I always appreciate reader input.  The comments and questions you send provide a real-world glimpse of items on drivers’ minds.  Here’s a sample of those communications.

A common query came in from L.H., who wrote, “What is the passing rule for passing a school bus on the many new two lane with a center lane.  For example, the Waikiki road out north.  Do both sides have to stop as in the normal law for both directions stopping for a stopped school bus?”

I’m not certain about Waikiki road, but one of the following passages from the Washington law, RCW 46.61.370, should be applicable:  (2) The driver of a vehicle upon a highway divided into separate roadways as provided in RCW 46.61.150 need not stop upon meeting a school bus which is proceeding in the opposite direction and is stopped for the purpose of receiving or discharging school children.  (3) The driver of a vehicle upon a highway with three or more marked traffic lanes need not stop upon meeting a school bus which is proceeding in the opposite direction and is stopped for the purpose of receiving or discharging school children.

Provision (1) of that law specifies, of course, under most conditions:  The driver of a vehicle upon overtaking or meeting from either direction any school bus which has stopped on the roadway for the purpose of receiving or discharging any school children shall stop the vehicle before reaching such school bus when there is in operation on said school bus a visual signal as specified in RCW 46.37.190 and said driver shall not proceed until such school bus resumes motion or the visual signals are no longer activated.

RCW 46.61.150 referenced in part (2) defines divided roadways:  Whenever any highway has been divided into two or more roadways by leaving an intervening space or by a physical barrier or clearly indicated dividing section or by a median island not less than eighteen inches wide formed either by solid yellow pavement markings or by a yellow crosshatching between two solid yellow lines so installed as to control vehicular traffic, every vehicle shall be driven only upon the right-hand roadway unless directed or permitted to use another roadway by official traffic-control devices or police officers.

·····

## GOALS
1) In the column on school bus passing rules, what minimum width does RCW 46.61.150 set for a median island that divides a highway?
2) Carry on the column on school bus passing rules from the point where it stops.
The records that come next play no part in this work.

## STORED DATA
·····

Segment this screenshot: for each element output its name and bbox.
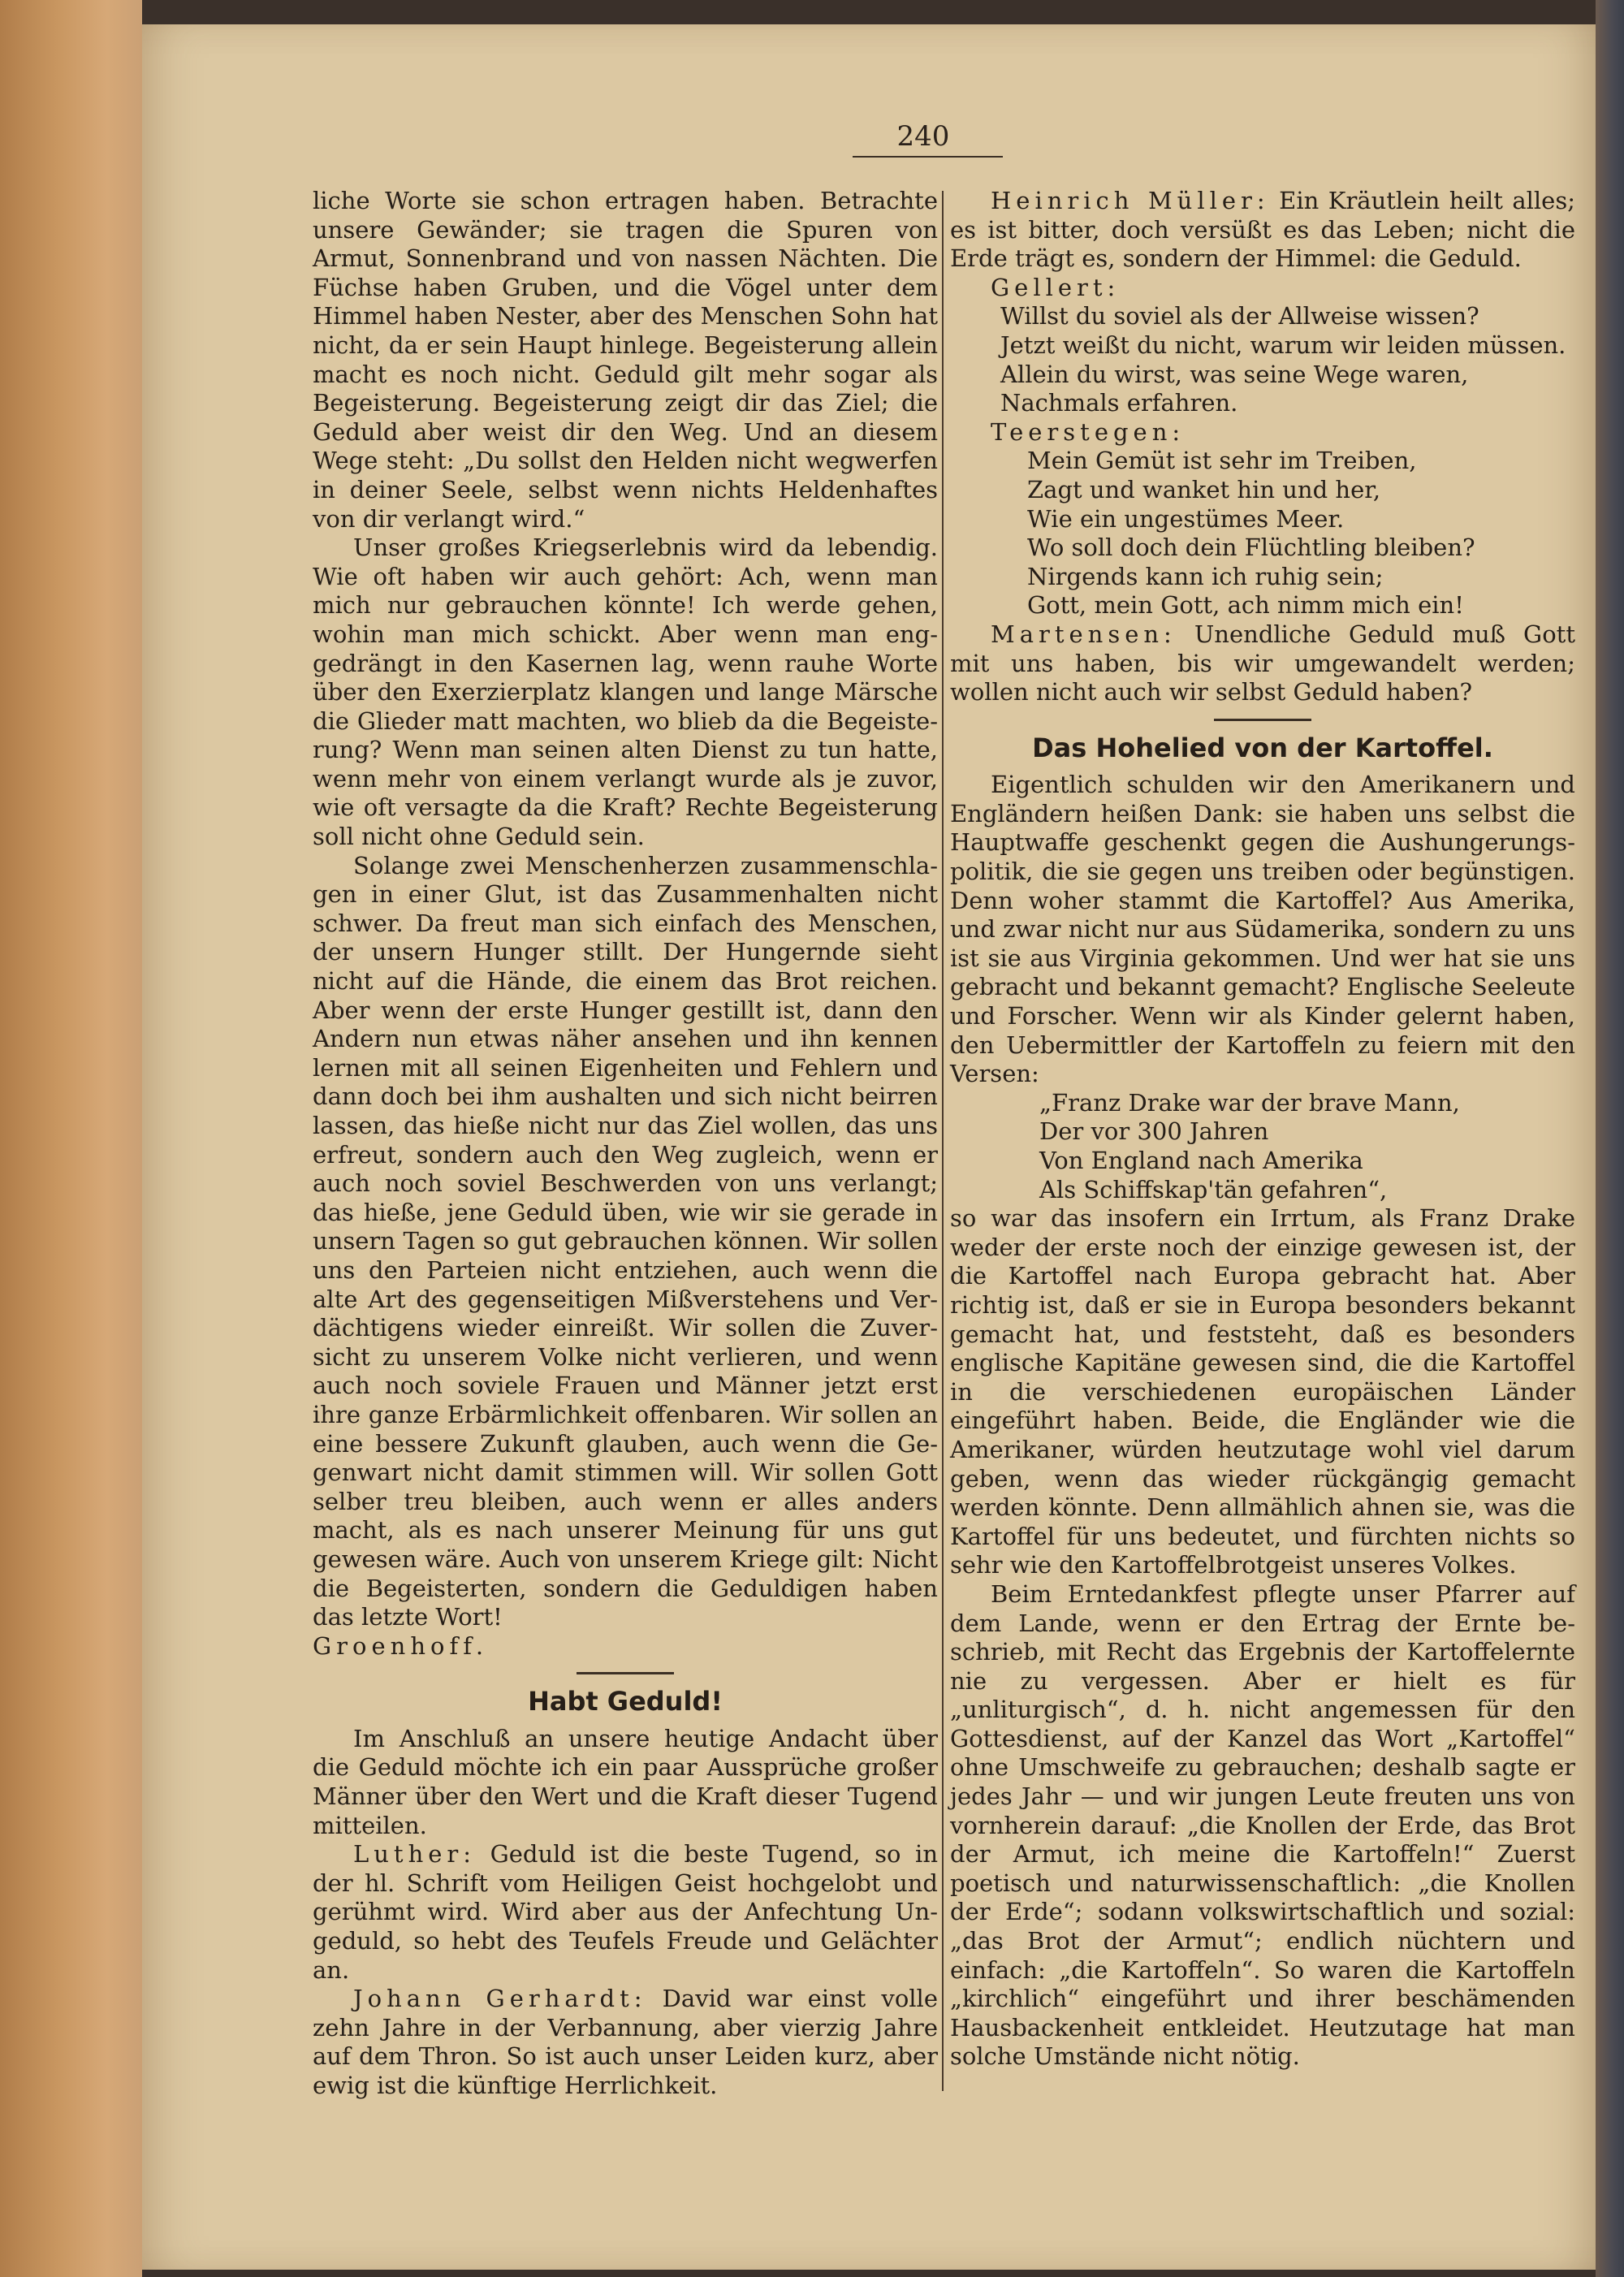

·····

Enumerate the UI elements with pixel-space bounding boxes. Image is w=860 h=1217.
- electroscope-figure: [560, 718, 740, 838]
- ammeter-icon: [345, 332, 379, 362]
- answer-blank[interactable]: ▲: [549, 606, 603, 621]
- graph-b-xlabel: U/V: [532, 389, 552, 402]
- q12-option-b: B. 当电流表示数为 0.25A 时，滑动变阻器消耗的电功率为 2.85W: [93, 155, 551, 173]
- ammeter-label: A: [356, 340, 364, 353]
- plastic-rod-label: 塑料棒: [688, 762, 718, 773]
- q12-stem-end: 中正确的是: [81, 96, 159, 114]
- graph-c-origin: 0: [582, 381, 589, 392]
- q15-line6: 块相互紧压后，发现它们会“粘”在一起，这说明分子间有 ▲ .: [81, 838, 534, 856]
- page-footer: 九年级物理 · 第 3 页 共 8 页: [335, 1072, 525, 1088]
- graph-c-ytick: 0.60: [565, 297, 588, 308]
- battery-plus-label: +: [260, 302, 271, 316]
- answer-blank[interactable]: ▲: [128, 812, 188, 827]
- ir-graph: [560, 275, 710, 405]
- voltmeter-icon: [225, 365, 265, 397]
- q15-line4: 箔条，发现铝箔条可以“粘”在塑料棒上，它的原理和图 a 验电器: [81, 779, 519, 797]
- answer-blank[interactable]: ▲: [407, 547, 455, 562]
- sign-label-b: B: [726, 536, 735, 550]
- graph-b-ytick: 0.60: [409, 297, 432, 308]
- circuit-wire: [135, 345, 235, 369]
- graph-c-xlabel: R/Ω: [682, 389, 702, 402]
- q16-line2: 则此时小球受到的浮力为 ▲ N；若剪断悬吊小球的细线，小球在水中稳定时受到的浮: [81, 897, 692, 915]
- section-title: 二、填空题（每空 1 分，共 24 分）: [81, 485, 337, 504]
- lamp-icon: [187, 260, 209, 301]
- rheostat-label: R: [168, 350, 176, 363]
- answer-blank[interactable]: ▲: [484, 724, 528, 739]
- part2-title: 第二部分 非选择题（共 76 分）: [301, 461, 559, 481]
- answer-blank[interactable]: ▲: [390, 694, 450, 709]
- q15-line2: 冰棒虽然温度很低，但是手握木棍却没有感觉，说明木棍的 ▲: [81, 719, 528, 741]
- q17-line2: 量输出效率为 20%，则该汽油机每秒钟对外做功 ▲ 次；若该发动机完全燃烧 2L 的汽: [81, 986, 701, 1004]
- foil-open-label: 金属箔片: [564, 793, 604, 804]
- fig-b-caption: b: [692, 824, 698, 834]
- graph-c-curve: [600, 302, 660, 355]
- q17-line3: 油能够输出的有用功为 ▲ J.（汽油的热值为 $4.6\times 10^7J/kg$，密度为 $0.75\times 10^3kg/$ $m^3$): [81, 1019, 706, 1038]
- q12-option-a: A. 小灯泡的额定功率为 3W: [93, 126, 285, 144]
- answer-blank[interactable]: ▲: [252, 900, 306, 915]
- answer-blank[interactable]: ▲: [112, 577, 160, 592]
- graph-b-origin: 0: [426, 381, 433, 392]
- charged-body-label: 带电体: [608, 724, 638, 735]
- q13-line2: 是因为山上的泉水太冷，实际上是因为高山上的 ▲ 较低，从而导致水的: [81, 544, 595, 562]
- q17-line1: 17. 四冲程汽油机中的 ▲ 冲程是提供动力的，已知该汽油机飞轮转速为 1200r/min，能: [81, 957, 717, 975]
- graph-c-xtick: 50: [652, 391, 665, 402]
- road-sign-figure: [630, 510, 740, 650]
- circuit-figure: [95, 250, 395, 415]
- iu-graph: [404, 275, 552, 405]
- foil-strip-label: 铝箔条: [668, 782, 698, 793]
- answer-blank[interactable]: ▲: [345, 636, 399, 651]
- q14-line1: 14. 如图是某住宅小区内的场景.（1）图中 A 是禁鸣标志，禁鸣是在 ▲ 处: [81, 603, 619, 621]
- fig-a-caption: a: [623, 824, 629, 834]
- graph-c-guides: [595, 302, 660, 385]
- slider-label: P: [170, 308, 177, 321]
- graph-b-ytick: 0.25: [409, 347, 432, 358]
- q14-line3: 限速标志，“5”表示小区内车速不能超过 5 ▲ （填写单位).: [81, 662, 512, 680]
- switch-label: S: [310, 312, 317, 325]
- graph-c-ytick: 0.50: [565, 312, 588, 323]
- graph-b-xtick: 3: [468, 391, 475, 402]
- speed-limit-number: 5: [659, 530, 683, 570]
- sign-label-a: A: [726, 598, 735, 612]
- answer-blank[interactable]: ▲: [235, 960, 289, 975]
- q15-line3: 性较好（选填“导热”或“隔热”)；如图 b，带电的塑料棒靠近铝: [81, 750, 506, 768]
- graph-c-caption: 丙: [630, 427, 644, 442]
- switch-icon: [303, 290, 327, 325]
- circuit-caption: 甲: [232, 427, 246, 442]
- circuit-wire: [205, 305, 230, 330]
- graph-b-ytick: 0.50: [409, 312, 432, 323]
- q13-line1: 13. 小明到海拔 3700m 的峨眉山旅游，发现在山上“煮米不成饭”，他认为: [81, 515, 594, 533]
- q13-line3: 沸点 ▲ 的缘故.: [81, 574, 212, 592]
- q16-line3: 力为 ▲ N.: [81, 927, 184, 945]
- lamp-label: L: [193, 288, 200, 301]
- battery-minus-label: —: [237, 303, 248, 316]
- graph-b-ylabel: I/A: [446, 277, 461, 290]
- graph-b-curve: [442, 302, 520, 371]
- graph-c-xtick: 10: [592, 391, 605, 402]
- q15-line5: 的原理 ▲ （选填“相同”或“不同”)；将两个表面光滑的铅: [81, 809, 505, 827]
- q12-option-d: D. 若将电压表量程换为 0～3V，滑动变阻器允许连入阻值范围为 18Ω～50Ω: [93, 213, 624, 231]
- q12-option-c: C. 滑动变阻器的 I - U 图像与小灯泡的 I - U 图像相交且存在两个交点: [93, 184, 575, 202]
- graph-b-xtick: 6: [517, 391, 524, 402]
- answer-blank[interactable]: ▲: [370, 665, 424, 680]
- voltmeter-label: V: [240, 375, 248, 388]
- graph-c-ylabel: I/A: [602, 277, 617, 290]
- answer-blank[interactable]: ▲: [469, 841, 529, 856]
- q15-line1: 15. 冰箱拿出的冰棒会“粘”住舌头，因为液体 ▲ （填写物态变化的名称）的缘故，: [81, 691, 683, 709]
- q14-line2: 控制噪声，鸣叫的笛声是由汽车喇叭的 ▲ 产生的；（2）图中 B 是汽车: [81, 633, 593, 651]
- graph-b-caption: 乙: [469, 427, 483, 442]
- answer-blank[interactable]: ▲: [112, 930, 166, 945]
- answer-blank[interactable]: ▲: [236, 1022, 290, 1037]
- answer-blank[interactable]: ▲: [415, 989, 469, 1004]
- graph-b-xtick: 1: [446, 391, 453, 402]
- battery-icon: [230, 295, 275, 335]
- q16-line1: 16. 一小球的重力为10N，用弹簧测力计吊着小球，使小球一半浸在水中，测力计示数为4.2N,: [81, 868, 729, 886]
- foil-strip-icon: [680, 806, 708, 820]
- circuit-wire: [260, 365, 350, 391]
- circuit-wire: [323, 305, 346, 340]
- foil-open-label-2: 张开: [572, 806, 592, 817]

·····

## EXPECTED RESULTS
1) Not less than eighteen inches wide.

2)
An observance by J.R provides a good reminder to check vehicle lighting.  He commented, “I have lived in many towns in both the U.S. and Europe, and I have never witnessed an entire County like Spokane, with so many autos having:  headlights, stop lights, tail lights, day lights and even back-up lights BURNT OUT!  And I would very much like your input.”

I don’t know if this condition is due to an abundance of bumpy roads, vehicle-owner neglect, of both, but I have noticed it too.  Take a walk-around check of your lights — they are a big aid to seeing and being seen, especially during winter conditions.

J.S. added punctuation to my column aimed at curbing road rage by opining, “Good and timely article on curbing road rage. I am still shaken by the tragic murder in Idaho which allegedly began as a road rage incident. Unbelievable! Anyway, I always enjoy your column. I wish everyone would read today’s.”

Learn to stave off escalating anger.  Try to avoid the “short fuse” that can develop from the added stress of holidays, winter driving and the election.